Task description –
Copy every line of the records below where the word "date" occurs.

Source records –
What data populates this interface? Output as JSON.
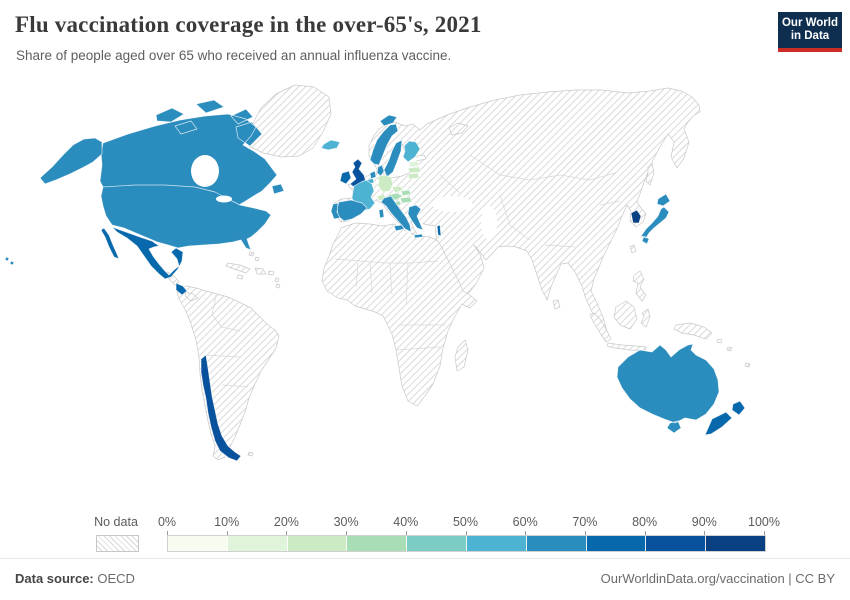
{
  "header": {
    "title": "Flu vaccination coverage in the over-65's, 2021",
    "subtitle": "Share of people aged over 65 who received an annual influenza vaccine.",
    "logo": {
      "line1": "Our World",
      "line2": "in Data",
      "bg_color": "#0e2e50",
      "bar_color": "#cb2d26"
    }
  },
  "legend": {
    "no_data_label": "No data",
    "ticks": [
      "0%",
      "10%",
      "20%",
      "30%",
      "40%",
      "50%",
      "60%",
      "70%",
      "80%",
      "90%",
      "100%"
    ],
    "colors": [
      "#f7fcf0",
      "#e0f3db",
      "#ccebc5",
      "#a8ddb5",
      "#7bccc4",
      "#4eb3d3",
      "#2b8cbe",
      "#0868ac",
      "#08519c",
      "#084081"
    ]
  },
  "footer": {
    "source_label": "Data source:",
    "source_value": "OECD",
    "right_text": "OurWorldinData.org/vaccination | CC BY"
  },
  "chart_data": {
    "type": "choropleth-map",
    "title": "Flu vaccination coverage in the over-65's, 2021",
    "subtitle": "Share of people aged over 65 who received an annual influenza vaccine.",
    "unit": "% of people aged over 65",
    "legend_buckets": [
      "0-10%",
      "10-20%",
      "20-30%",
      "30-40%",
      "40-50%",
      "50-60%",
      "60-70%",
      "70-80%",
      "80-90%",
      "90-100%"
    ],
    "no_data_note": "All other countries (most of Africa, Asia, Eastern Europe, South America) are shown hatched = No data",
    "countries": [
      {
        "name": "United States",
        "slug": "united-states",
        "bucket": 7,
        "range": "60-70%"
      },
      {
        "name": "Canada",
        "slug": "canada",
        "bucket": 7,
        "range": "60-70%"
      },
      {
        "name": "Mexico",
        "slug": "mexico",
        "bucket": 8,
        "range": "70-80%"
      },
      {
        "name": "Costa Rica",
        "slug": "costa-rica",
        "bucket": 8,
        "range": "70-80%"
      },
      {
        "name": "Chile",
        "slug": "chile",
        "bucket": 9,
        "range": "80-90%"
      },
      {
        "name": "Iceland",
        "slug": "iceland",
        "bucket": 6,
        "range": "50-60%"
      },
      {
        "name": "Ireland",
        "slug": "ireland",
        "bucket": 8,
        "range": "70-80%"
      },
      {
        "name": "United Kingdom",
        "slug": "united-kingdom",
        "bucket": 9,
        "range": "80-90%"
      },
      {
        "name": "Norway",
        "slug": "norway",
        "bucket": 7,
        "range": "60-70%"
      },
      {
        "name": "Sweden",
        "slug": "sweden",
        "bucket": 7,
        "range": "60-70%"
      },
      {
        "name": "Denmark",
        "slug": "denmark",
        "bucket": 7,
        "range": "60-70%"
      },
      {
        "name": "Finland",
        "slug": "finland",
        "bucket": 6,
        "range": "50-60%"
      },
      {
        "name": "Estonia",
        "slug": "estonia",
        "bucket": 2,
        "range": "10-20%"
      },
      {
        "name": "Latvia",
        "slug": "latvia",
        "bucket": 3,
        "range": "20-30%"
      },
      {
        "name": "Lithuania",
        "slug": "lithuania",
        "bucket": 3,
        "range": "20-30%"
      },
      {
        "name": "Netherlands",
        "slug": "netherlands",
        "bucket": 7,
        "range": "60-70%"
      },
      {
        "name": "Belgium",
        "slug": "belgium",
        "bucket": 6,
        "range": "50-60%"
      },
      {
        "name": "Germany",
        "slug": "germany",
        "bucket": 3,
        "range": "20-30%"
      },
      {
        "name": "France",
        "slug": "france",
        "bucket": 6,
        "range": "50-60%"
      },
      {
        "name": "Switzerland",
        "slug": "switzerland",
        "bucket": 3,
        "range": "20-30%"
      },
      {
        "name": "Czechia",
        "slug": "czechia",
        "bucket": 3,
        "range": "20-30%"
      },
      {
        "name": "Austria",
        "slug": "austria",
        "bucket": 4,
        "range": "30-40%"
      },
      {
        "name": "Slovakia",
        "slug": "slovakia",
        "bucket": 4,
        "range": "30-40%"
      },
      {
        "name": "Hungary",
        "slug": "hungary",
        "bucket": 4,
        "range": "30-40%"
      },
      {
        "name": "Slovenia",
        "slug": "slovenia",
        "bucket": 4,
        "range": "30-40%"
      },
      {
        "name": "Spain",
        "slug": "spain",
        "bucket": 7,
        "range": "60-70%"
      },
      {
        "name": "Portugal",
        "slug": "portugal",
        "bucket": 7,
        "range": "60-70%"
      },
      {
        "name": "Italy",
        "slug": "italy",
        "bucket": 7,
        "range": "60-70%"
      },
      {
        "name": "Greece",
        "slug": "greece",
        "bucket": 7,
        "range": "60-70%"
      },
      {
        "name": "Israel",
        "slug": "israel",
        "bucket": 8,
        "range": "70-80%"
      },
      {
        "name": "South Korea",
        "slug": "south-korea",
        "bucket": 10,
        "range": "90-100%"
      },
      {
        "name": "Japan",
        "slug": "japan",
        "bucket": 7,
        "range": "60-70%"
      },
      {
        "name": "Australia",
        "slug": "australia",
        "bucket": 7,
        "range": "60-70%"
      },
      {
        "name": "New Zealand",
        "slug": "new-zealand",
        "bucket": 8,
        "range": "70-80%"
      }
    ]
  },
  "map_meta": {
    "hatch_line_color": "#d9d9d9",
    "outline_color": "#c9c9c9",
    "inner_border_color": "#d8d8d8"
  }
}
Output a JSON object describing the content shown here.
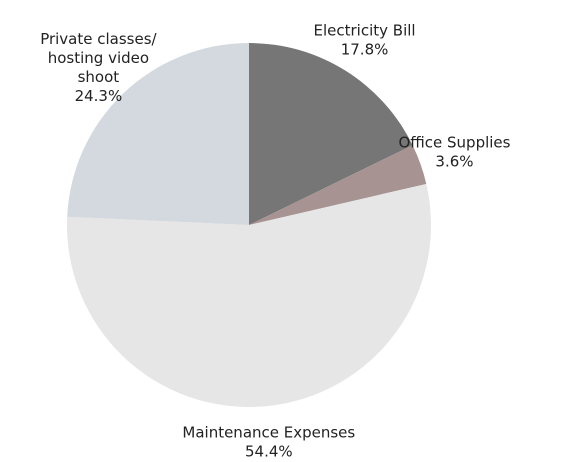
{
  "chart_data": {
    "type": "pie",
    "categories": [
      "Electricity Bill",
      "Office Supplies",
      "Maintenance Expenses",
      "Private classes/ hosting video shoot"
    ],
    "values": [
      17.8,
      3.6,
      54.4,
      24.3
    ],
    "value_labels": [
      "17.8%",
      "3.6%",
      "54.4%",
      "24.3%"
    ],
    "colors": [
      "#767676",
      "#a89393",
      "#e6e6e6",
      "#d3d9df"
    ]
  }
}
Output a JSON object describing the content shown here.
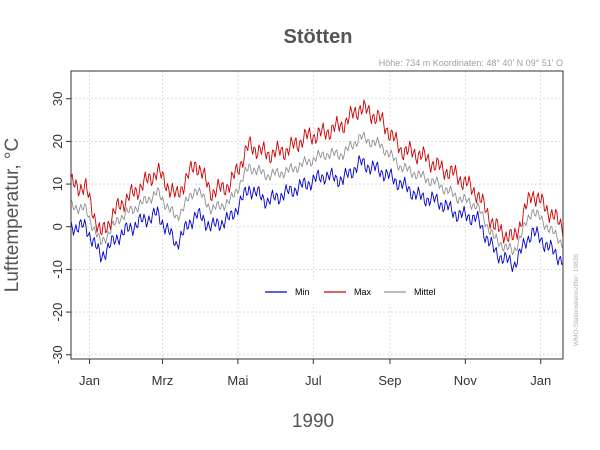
{
  "chart_data": {
    "type": "line",
    "title": "Stötten",
    "subtitle": "Höhe: 734 m   Koordinaten: 48° 40' N  09° 51' O",
    "xlabel": "1990",
    "ylabel": "Lufttemperatur, °C",
    "side_note": "WMO-Stationskennziffer: 10836",
    "ylim": [
      -31,
      36.5
    ],
    "yticks": [
      -30,
      -20,
      -10,
      0,
      10,
      20,
      30
    ],
    "ytick_labels": [
      "-30",
      "-20",
      "-10",
      "0",
      "10",
      "20",
      "30"
    ],
    "xlim": [
      "1989-12-17",
      "1991-01-19"
    ],
    "xticks": [
      {
        "date": "1990-01-01",
        "label": "Jan"
      },
      {
        "date": "1990-03-01",
        "label": "Mrz"
      },
      {
        "date": "1990-05-01",
        "label": "Mai"
      },
      {
        "date": "1990-07-01",
        "label": "Jul"
      },
      {
        "date": "1990-09-01",
        "label": "Sep"
      },
      {
        "date": "1990-11-01",
        "label": "Nov"
      },
      {
        "date": "1991-01-01",
        "label": "Jan"
      }
    ],
    "grid": true,
    "legend_position": "center",
    "colors": {
      "min": "#0000cc",
      "max": "#cc0000",
      "mittel": "#909090"
    },
    "series": [
      {
        "name": "Min",
        "key": "min",
        "x": [
          "1989-12-17",
          "1989-12-29",
          "1990-01-10",
          "1990-01-25",
          "1990-02-10",
          "1990-02-25",
          "1990-03-12",
          "1990-03-28",
          "1990-04-10",
          "1990-04-25",
          "1990-05-10",
          "1990-05-25",
          "1990-06-10",
          "1990-06-25",
          "1990-07-10",
          "1990-07-25",
          "1990-08-08",
          "1990-08-25",
          "1990-09-10",
          "1990-09-25",
          "1990-10-10",
          "1990-10-25",
          "1990-11-10",
          "1990-11-25",
          "1990-12-10",
          "1990-12-25",
          "1991-01-19"
        ],
        "y": [
          0,
          0,
          -7,
          -2,
          1,
          3,
          -4,
          3,
          0,
          2,
          9,
          6,
          8,
          10,
          12,
          11,
          15,
          13,
          10,
          7,
          6,
          3,
          2,
          -6,
          -9,
          -1,
          -8
        ]
      },
      {
        "name": "Max",
        "key": "max",
        "x": [
          "1989-12-17",
          "1989-12-29",
          "1990-01-10",
          "1990-01-25",
          "1990-02-10",
          "1990-02-25",
          "1990-03-12",
          "1990-03-28",
          "1990-04-10",
          "1990-04-25",
          "1990-05-10",
          "1990-05-25",
          "1990-06-10",
          "1990-06-25",
          "1990-07-10",
          "1990-07-25",
          "1990-08-08",
          "1990-08-25",
          "1990-09-10",
          "1990-09-25",
          "1990-10-10",
          "1990-10-25",
          "1990-11-10",
          "1990-11-25",
          "1990-12-10",
          "1990-12-25",
          "1991-01-19"
        ],
        "y": [
          10,
          9,
          -2,
          5,
          9,
          13,
          7,
          15,
          8,
          10,
          19,
          17,
          18,
          21,
          22,
          24,
          28,
          25,
          18,
          17,
          14,
          12,
          8,
          0,
          -3,
          8,
          0
        ]
      },
      {
        "name": "Mittel",
        "key": "mittel",
        "x": [
          "1989-12-17",
          "1989-12-29",
          "1990-01-10",
          "1990-01-25",
          "1990-02-10",
          "1990-02-25",
          "1990-03-12",
          "1990-03-28",
          "1990-04-10",
          "1990-04-25",
          "1990-05-10",
          "1990-05-25",
          "1990-06-10",
          "1990-06-25",
          "1990-07-10",
          "1990-07-25",
          "1990-08-08",
          "1990-08-25",
          "1990-09-10",
          "1990-09-25",
          "1990-10-10",
          "1990-10-25",
          "1990-11-10",
          "1990-11-25",
          "1990-12-10",
          "1990-12-25",
          "1991-01-19"
        ],
        "y": [
          5,
          4,
          -4,
          2,
          5,
          8,
          2,
          9,
          4,
          6,
          14,
          12,
          13,
          15,
          17,
          17,
          21,
          19,
          14,
          12,
          10,
          7,
          5,
          -3,
          -6,
          4,
          -4
        ]
      }
    ]
  }
}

Result for this task –
        "date": "1990-01-01",
        "date": "1990-03-01",
        "date": "1990-05-01",
        "date": "1990-07-01",
        "date": "1990-09-01",
        "date": "1990-11-01",
        "date": "1991-01-01",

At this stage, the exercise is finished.